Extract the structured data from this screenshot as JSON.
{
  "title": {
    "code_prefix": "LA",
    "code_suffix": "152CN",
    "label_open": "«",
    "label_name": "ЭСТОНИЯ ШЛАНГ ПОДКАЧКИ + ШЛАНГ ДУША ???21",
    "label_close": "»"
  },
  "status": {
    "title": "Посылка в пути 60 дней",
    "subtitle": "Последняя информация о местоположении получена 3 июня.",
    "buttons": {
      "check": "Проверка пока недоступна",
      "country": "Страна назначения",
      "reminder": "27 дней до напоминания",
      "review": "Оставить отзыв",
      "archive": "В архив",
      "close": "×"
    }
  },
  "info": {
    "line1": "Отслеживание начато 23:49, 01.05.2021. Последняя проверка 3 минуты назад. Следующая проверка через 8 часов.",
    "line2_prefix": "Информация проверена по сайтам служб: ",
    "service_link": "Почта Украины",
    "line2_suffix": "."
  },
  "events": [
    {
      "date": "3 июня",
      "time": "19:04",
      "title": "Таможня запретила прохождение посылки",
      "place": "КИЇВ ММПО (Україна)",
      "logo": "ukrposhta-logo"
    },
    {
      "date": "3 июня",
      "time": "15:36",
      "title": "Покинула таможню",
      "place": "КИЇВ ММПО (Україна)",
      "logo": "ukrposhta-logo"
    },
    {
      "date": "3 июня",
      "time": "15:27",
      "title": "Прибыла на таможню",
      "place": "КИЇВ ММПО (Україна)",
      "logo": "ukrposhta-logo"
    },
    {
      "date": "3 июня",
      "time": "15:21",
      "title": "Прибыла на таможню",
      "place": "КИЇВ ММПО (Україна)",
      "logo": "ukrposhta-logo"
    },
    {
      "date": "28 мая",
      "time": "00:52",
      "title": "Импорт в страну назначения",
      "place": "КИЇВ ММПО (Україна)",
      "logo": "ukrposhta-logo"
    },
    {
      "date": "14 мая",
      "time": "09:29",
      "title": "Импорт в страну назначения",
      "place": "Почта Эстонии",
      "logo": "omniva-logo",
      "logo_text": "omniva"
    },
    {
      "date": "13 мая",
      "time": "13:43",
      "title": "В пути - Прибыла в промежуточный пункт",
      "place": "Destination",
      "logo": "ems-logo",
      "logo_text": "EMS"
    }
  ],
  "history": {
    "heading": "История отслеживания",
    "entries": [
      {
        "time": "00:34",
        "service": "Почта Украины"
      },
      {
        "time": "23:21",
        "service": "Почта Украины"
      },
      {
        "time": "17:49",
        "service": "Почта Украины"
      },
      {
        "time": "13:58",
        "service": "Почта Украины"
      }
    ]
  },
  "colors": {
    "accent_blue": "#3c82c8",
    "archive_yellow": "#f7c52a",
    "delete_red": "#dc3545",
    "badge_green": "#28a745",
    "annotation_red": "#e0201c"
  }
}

* * * * *

Extract each line of the listing above, copying it word for word.

**FINAL RESULT:**
Extract the structured data from this screenshot as JSON.
{
  "title": {
    "code_prefix": "LA",
    "code_suffix": "152CN",
    "label_open": "«",
    "label_name": "ЭСТОНИЯ ШЛАНГ ПОДКАЧКИ + ШЛАНГ ДУША ???21",
    "label_close": "»"
  },
  "status": {
    "title": "Посылка в пути 60 дней",
    "subtitle": "Последняя информация о местоположении получена 3 июня.",
    "buttons": {
      "check": "Проверка пока недоступна",
      "country": "Страна назначения",
      "reminder": "27 дней до напоминания",
      "review": "Оставить отзыв",
      "archive": "В архив",
      "close": "×"
    }
  },
  "info": {
    "line1": "Отслеживание начато 23:49, 01.05.2021. Последняя проверка 3 минуты назад. Следующая проверка через 8 часов.",
    "line2_prefix": "Информация проверена по сайтам служб: ",
    "service_link": "Почта Украины",
    "line2_suffix": "."
  },
  "events": [
    {
      "date": "3 июня",
      "time": "19:04",
      "title": "Таможня запретила прохождение посылки",
      "place": "КИЇВ ММПО (Україна)",
      "logo": "ukrposhta-logo"
    },
    {
      "date": "3 июня",
      "time": "15:36",
      "title": "Покинула таможню",
      "place": "КИЇВ ММПО (Україна)",
      "logo": "ukrposhta-logo"
    },
    {
      "date": "3 июня",
      "time": "15:27",
      "title": "Прибыла на таможню",
      "place": "КИЇВ ММПО (Україна)",
      "logo": "ukrposhta-logo"
    },
    {
      "date": "3 июня",
      "time": "15:21",
      "title": "Прибыла на таможню",
      "place": "КИЇВ ММПО (Україна)",
      "logo": "ukrposhta-logo"
    },
    {
      "date": "28 мая",
      "time": "00:52",
      "title": "Импорт в страну назначения",
      "place": "КИЇВ ММПО (Україна)",
      "logo": "ukrposhta-logo"
    },
    {
      "date": "14 мая",
      "time": "09:29",
      "title": "Импорт в страну назначения",
      "place": "Почта Эстонии",
      "logo": "omniva-logo",
      "logo_text": "omniva"
    },
    {
      "date": "13 мая",
      "time": "13:43",
      "title": "В пути - Прибыла в промежуточный пункт",
      "place": "Destination",
      "logo": "ems-logo",
      "logo_text": "EMS"
    }
  ],
  "history": {
    "heading": "История отслеживания",
    "entries": [
      {
        "time": "00:34",
        "service": "Почта Украины"
      },
      {
        "time": "23:21",
        "service": "Почта Украины"
      },
      {
        "time": "17:49",
        "service": "Почта Украины"
      },
      {
        "time": "13:58",
        "service": "Почта Украины"
      }
    ]
  },
  "colors": {
    "accent_blue": "#3c82c8",
    "archive_yellow": "#f7c52a",
    "delete_red": "#dc3545",
    "badge_green": "#28a745",
    "annotation_red": "#e0201c"
  }
}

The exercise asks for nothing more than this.